=== Texto de estudio ===

Estoy indignada con los de Personalmanía.
Si existía alguna gracia en inventar palabras, hacer conjugaciones inexistentes, crear verbos en base a sustantivos o adjetivos que no lo admitían, se debía justamente a que eran términos nuevos e inesperados, pero además sólo eran compartidos entre pocos, o muchos, pero en privado. Estos neologismos deambulaban de teclado en teclado o de voz en voz y causaban sensación por su inigualable capacidad semántica. Estaban fuera de la publicidad, de los medios masivos, del lugar común. Principalmente estaban fuera del diccionario y de las reglas de la lengua y por consiguiente, del sistema entero. No puedo decir hoy, que eso vaya a seguir existiendo.
No hablo de lunfardo ni de esa característica que tiene el idioma de ir mutando según las necesidades de la época, hablo de la inventiva, de la sorpresa, de la gracia y del humor. Porque cuando estas nuevas palabras, que rompen con lo esperado, entran en el habla general se desechan pues han perdido su razón de ser. No es elitismo, son términos con un ciclo que se cumple cuando pierden la gracia.
Seguramente Eco y otros amigos lingüistas tendrán la explicación y análisis sobre la generación cada vez más popular de nuevas palabras. Yo, solamente quiero decir que institucionalizar messengerear en carteles en la vía pública es una falta total de códigos.
A vos, creativo de mierda, ojalá cuando chatees con tu novia, sientas que morís un poco por dentro cada vez que le ponés “Bueno amor, ya messengereamos mucho, te dejo“.
Qué te haces el moderno, pistola? Hablá bien. Se dice “Usá messenger en tu celular”
Además si todos consumen todo, contra qué se van a rebelar los pendejos? O aquellos que se niegan a dejarse fagocitar por la vida impuesta y uniformada?
Déjense de joder! Están corriendo los límites hasta lugares insospechados. Todo está incluido en el sistema? ¿Todo? Ya no queda ni la más sana y gratuita de las rebeldías sin comercializar.

=== Datos para revisar ===

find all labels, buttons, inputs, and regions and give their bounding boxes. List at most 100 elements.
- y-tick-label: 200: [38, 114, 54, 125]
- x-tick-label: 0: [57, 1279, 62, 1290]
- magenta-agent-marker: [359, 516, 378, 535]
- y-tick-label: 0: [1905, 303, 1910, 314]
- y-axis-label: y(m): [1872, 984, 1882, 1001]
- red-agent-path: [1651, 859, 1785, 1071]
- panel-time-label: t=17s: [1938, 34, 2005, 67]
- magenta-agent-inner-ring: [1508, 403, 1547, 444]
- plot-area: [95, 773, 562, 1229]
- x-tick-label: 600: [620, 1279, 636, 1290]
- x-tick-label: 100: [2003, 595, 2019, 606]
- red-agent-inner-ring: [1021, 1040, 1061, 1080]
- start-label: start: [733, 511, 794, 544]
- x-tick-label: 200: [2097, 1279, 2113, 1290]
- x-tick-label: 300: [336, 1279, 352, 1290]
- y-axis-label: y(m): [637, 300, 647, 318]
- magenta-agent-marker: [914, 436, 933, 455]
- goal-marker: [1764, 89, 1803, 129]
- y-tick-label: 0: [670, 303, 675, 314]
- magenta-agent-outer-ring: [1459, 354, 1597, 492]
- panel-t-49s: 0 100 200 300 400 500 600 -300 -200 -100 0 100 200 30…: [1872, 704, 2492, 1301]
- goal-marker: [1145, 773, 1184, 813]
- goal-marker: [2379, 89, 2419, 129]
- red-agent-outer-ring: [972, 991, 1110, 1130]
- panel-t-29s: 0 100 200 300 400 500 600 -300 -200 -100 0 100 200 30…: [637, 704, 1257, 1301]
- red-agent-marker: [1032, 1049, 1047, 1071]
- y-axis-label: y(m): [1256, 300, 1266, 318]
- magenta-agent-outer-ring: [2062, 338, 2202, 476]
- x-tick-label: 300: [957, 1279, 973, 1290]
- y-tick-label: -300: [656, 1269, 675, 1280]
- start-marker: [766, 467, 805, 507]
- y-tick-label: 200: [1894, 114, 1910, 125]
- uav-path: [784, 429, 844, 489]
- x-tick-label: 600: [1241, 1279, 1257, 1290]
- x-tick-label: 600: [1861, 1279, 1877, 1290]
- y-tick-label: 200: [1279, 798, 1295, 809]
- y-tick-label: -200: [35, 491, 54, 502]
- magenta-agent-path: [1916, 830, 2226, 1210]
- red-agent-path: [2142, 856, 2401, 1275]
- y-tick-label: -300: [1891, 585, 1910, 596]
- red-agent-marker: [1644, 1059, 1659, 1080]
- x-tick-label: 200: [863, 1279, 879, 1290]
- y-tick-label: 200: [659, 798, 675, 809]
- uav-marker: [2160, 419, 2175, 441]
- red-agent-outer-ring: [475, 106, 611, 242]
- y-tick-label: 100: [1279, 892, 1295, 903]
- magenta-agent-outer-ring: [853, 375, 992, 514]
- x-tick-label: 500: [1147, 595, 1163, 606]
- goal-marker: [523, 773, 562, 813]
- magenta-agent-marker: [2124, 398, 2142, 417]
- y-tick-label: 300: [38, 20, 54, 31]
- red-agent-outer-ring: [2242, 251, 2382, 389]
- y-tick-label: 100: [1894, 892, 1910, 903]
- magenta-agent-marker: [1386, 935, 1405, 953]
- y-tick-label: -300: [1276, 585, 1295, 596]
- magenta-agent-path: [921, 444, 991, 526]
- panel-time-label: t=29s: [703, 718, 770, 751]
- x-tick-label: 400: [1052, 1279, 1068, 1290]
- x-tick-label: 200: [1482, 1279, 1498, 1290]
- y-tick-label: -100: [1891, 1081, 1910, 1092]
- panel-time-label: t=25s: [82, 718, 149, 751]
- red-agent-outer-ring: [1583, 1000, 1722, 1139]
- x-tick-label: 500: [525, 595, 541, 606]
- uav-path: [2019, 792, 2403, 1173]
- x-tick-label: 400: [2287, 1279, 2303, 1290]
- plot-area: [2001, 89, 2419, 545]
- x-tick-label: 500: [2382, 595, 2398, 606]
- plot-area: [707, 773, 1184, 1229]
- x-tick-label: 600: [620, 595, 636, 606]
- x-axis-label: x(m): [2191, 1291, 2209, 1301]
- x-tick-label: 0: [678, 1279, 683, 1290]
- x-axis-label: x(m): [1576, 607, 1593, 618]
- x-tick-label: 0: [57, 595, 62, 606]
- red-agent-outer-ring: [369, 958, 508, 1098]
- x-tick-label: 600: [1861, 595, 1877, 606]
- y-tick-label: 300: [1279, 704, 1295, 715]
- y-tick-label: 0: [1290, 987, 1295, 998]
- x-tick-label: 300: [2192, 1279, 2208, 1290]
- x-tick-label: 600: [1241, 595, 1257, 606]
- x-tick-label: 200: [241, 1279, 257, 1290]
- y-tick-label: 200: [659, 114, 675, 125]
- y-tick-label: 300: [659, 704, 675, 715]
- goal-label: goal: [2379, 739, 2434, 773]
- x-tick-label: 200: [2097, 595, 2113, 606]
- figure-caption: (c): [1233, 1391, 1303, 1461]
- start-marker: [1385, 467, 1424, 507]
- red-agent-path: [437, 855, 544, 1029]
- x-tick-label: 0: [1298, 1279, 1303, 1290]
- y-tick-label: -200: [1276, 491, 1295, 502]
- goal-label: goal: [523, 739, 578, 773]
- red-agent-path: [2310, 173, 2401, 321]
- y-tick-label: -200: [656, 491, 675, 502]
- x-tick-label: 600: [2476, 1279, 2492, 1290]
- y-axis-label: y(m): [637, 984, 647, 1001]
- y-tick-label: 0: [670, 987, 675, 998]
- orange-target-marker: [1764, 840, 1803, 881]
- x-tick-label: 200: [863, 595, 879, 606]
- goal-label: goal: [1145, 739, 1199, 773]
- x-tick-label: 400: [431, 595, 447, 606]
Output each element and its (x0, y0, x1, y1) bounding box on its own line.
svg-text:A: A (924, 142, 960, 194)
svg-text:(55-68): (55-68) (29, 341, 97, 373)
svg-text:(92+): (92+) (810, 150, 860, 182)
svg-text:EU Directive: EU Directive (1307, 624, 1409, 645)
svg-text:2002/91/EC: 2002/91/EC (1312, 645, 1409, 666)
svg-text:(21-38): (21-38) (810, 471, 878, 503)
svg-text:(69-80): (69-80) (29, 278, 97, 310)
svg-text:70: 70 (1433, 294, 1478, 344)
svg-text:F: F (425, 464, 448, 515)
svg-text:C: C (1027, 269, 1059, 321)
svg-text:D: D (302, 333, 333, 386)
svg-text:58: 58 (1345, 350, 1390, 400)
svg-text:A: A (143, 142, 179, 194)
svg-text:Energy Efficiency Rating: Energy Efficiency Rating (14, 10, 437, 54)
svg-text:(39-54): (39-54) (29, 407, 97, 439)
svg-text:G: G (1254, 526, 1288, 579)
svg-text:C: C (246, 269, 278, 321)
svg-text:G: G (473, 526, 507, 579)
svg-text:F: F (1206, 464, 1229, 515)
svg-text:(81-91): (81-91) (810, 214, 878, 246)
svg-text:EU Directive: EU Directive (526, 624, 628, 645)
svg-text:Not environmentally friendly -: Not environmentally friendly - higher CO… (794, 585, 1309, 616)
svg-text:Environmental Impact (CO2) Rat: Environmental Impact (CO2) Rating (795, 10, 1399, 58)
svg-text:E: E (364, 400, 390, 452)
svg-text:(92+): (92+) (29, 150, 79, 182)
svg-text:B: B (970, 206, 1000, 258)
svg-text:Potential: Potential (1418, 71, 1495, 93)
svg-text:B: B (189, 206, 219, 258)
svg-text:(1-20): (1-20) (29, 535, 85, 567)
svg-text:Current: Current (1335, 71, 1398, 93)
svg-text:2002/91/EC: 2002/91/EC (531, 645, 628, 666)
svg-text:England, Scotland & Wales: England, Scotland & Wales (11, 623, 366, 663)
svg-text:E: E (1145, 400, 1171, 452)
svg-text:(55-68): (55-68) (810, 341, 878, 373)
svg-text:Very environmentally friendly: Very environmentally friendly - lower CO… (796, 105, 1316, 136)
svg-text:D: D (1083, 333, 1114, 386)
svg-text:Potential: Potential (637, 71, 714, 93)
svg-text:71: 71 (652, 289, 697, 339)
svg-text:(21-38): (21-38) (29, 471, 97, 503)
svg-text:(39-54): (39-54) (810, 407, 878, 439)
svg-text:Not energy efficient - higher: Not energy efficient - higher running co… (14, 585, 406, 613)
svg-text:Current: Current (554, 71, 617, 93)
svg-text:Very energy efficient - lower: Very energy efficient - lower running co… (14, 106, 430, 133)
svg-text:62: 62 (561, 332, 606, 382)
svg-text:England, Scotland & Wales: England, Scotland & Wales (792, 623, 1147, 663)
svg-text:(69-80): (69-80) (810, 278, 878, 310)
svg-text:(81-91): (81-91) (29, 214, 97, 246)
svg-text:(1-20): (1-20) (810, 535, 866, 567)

===

**Tareas a realizar**
1. Según el texto sobre los neologismos, ¿por qué se desechan las palabras inventadas cuando entran en el habla general? Responde en una a tres oraciones.
2. Imprime el fragmento del texto sobre los neologismos que va de "Qué te haces" a "impuesta y uniformada?".
Las líneas son un material independiente del texto.

**Respuestas por tarea**
1. Se desechan porque, al entrar en el habla general, han perdido su razón de ser. Su gracia venía de que eran términos nuevos e inesperados que rompían con lo esperado, y su ciclo se cumple cuando pierden la gracia.

2.
Qué te haces el moderno, pistola? Hablá bien. Se dice “Usá messenger en tu celular”
Además si todos consumen todo, contra qué se van a rebelar los pendejos? O aquellos que se niegan a dejarse fagocitar por la vida impuesta y uniformada?